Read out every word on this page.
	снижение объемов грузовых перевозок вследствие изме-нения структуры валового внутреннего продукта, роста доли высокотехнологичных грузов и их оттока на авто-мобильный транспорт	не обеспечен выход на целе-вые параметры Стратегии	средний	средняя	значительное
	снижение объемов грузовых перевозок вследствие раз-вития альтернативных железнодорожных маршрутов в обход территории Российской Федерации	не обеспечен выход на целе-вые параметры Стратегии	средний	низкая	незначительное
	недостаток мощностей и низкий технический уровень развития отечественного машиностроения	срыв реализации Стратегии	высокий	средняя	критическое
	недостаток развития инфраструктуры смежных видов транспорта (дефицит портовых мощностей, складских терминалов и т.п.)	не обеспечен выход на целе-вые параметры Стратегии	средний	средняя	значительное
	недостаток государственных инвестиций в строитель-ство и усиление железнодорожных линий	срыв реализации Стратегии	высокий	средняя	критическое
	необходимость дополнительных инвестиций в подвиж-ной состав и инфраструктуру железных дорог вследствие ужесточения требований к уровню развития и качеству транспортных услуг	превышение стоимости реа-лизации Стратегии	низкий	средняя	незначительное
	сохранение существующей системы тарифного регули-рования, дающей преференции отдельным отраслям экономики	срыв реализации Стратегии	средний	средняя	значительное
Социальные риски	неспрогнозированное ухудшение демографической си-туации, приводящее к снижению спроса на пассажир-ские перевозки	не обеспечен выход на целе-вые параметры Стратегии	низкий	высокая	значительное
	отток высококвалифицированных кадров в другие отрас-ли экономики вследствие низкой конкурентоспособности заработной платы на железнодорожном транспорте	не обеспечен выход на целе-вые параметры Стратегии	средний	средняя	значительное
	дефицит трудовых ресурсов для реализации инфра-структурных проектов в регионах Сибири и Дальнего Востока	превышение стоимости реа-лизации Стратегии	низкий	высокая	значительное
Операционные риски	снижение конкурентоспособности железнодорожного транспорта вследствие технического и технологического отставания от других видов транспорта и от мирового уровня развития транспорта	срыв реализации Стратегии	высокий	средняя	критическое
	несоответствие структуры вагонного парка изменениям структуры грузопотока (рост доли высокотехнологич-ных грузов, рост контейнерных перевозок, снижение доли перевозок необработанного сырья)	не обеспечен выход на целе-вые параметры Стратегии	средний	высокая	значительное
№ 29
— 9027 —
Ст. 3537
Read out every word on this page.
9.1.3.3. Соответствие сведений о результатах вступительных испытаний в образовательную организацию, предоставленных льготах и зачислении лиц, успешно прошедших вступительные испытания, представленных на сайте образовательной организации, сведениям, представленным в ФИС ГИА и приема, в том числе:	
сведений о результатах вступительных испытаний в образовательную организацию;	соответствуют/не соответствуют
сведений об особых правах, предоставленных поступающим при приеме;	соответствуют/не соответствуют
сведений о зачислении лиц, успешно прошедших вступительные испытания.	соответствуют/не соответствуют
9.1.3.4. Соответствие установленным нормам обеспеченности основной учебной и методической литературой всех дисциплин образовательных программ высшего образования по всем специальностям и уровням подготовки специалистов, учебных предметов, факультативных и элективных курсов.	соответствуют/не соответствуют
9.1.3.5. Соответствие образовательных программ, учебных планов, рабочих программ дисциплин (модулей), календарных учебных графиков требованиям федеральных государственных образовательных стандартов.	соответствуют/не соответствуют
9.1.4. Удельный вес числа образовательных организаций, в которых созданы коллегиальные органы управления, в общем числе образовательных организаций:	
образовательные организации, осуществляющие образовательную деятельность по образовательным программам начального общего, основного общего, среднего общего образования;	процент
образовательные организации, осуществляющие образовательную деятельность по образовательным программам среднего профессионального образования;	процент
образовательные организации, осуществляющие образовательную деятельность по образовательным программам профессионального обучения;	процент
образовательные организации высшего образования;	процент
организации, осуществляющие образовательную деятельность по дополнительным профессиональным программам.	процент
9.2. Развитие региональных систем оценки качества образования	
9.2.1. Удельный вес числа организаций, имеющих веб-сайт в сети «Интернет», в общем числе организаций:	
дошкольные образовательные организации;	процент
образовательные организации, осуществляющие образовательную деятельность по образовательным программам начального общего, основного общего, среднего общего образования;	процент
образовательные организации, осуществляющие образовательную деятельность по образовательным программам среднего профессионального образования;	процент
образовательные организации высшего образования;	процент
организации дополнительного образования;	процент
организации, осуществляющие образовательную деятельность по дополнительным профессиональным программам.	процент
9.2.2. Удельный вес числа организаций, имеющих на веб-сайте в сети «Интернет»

What to work on - Filter the entries above down to the lines containing the word "имеющих".

The answer -
9.2.1. Удельный вес числа организаций, имеющих веб-сайт в сети «Интернет», в общем числе организаций:	
9.2.2. Удельный вес числа организаций, имеющих на веб-сайте в сети «Интернет»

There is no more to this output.